# Written problem
Pull every line holding the string "leaf" from the records below.

____ Rows

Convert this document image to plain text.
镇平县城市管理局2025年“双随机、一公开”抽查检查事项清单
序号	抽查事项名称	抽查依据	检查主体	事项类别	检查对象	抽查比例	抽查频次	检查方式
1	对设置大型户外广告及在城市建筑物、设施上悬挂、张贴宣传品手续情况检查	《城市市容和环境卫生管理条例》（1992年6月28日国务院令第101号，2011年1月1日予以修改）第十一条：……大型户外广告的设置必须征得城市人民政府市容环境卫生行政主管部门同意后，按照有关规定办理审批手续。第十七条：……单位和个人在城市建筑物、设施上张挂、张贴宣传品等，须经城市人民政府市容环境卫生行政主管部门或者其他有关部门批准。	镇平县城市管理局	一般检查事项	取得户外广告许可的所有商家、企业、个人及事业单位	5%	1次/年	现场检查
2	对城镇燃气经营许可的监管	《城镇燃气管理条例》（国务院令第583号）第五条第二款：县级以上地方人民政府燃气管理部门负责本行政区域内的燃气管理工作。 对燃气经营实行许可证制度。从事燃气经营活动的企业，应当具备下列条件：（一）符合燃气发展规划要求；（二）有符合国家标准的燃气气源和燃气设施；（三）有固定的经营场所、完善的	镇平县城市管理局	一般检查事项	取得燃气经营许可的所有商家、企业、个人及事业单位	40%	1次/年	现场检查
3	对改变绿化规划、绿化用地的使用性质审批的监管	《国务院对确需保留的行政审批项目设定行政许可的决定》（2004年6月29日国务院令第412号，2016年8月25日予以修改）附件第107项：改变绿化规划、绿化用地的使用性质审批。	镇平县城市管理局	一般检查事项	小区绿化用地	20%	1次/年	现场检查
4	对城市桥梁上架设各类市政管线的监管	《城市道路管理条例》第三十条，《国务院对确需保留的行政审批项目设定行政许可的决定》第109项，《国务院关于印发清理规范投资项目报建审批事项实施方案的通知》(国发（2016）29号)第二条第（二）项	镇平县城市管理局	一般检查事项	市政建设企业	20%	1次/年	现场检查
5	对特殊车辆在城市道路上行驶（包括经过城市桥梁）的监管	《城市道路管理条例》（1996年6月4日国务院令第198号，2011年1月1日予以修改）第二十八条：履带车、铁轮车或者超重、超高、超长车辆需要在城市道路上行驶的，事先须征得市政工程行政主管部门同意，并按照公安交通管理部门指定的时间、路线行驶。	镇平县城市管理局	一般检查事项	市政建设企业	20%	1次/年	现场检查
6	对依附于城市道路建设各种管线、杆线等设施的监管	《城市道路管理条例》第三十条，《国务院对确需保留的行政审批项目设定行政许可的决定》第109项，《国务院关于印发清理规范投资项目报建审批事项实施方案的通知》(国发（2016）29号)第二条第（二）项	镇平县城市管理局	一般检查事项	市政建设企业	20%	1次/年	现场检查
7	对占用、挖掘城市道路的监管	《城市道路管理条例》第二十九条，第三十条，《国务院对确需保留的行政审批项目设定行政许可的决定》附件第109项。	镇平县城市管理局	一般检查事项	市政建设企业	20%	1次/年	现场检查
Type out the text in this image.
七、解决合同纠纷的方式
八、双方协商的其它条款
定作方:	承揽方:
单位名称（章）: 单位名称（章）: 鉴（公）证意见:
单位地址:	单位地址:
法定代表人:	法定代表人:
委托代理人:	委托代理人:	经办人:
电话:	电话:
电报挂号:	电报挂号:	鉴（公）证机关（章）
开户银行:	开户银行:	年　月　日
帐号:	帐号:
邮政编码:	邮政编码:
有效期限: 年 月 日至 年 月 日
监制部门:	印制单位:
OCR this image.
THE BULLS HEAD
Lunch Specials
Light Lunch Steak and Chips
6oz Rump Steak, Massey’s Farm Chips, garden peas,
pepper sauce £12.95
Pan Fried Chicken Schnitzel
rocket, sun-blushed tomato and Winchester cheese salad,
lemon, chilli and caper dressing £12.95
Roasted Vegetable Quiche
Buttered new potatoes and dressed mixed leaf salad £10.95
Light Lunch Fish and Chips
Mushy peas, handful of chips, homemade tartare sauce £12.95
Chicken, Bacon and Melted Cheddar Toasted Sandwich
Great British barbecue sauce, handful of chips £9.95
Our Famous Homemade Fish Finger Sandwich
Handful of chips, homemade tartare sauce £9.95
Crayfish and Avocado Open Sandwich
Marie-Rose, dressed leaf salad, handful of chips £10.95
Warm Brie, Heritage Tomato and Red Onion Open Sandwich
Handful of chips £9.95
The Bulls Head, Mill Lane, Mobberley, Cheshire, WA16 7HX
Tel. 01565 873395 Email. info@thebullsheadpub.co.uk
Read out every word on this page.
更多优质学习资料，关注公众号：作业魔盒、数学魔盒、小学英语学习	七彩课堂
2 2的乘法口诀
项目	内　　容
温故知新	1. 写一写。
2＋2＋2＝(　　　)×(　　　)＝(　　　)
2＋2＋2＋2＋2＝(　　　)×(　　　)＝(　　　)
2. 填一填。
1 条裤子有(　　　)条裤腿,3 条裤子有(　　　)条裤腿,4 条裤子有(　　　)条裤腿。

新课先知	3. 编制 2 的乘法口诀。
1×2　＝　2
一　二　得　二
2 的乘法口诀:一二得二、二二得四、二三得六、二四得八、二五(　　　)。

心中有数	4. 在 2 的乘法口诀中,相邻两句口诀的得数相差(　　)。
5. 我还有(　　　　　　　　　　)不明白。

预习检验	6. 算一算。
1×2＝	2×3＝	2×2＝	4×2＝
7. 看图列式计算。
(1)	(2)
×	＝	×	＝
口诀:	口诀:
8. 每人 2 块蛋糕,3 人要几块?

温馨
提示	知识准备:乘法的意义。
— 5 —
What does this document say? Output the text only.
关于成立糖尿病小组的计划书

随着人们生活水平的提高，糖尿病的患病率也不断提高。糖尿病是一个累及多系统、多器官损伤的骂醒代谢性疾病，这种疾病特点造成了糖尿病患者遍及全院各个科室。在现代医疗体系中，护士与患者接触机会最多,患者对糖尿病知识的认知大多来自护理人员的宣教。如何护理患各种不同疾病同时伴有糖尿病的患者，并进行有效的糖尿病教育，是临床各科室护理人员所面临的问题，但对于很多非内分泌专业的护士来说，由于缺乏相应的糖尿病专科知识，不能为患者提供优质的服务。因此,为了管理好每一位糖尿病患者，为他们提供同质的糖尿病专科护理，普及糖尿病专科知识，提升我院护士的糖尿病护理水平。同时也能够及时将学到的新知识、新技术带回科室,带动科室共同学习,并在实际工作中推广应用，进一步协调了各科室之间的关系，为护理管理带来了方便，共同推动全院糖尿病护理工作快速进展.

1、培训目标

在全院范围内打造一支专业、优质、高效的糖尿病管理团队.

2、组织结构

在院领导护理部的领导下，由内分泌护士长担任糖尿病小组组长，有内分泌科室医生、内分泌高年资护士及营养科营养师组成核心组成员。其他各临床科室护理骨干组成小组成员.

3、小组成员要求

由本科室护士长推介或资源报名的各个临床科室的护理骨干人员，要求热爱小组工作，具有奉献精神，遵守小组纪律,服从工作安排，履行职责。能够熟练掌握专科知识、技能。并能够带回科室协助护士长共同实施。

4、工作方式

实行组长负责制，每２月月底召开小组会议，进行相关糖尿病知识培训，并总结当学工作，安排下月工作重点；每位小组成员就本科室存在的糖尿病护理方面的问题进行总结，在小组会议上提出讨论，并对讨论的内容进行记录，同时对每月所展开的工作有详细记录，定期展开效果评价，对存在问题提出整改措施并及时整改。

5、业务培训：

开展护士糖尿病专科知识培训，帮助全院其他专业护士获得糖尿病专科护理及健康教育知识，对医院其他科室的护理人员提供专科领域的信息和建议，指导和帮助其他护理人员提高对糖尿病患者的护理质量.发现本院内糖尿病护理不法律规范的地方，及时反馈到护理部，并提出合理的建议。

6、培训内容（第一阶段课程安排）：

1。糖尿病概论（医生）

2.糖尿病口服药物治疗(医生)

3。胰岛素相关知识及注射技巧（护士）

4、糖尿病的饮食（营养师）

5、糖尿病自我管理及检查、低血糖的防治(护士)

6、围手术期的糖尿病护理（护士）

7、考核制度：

________

# Exercise solution
Buttered new potatoes and dressed mixed leaf salad £10.95
Marie-Rose, dressed leaf salad, handful of chips £10.95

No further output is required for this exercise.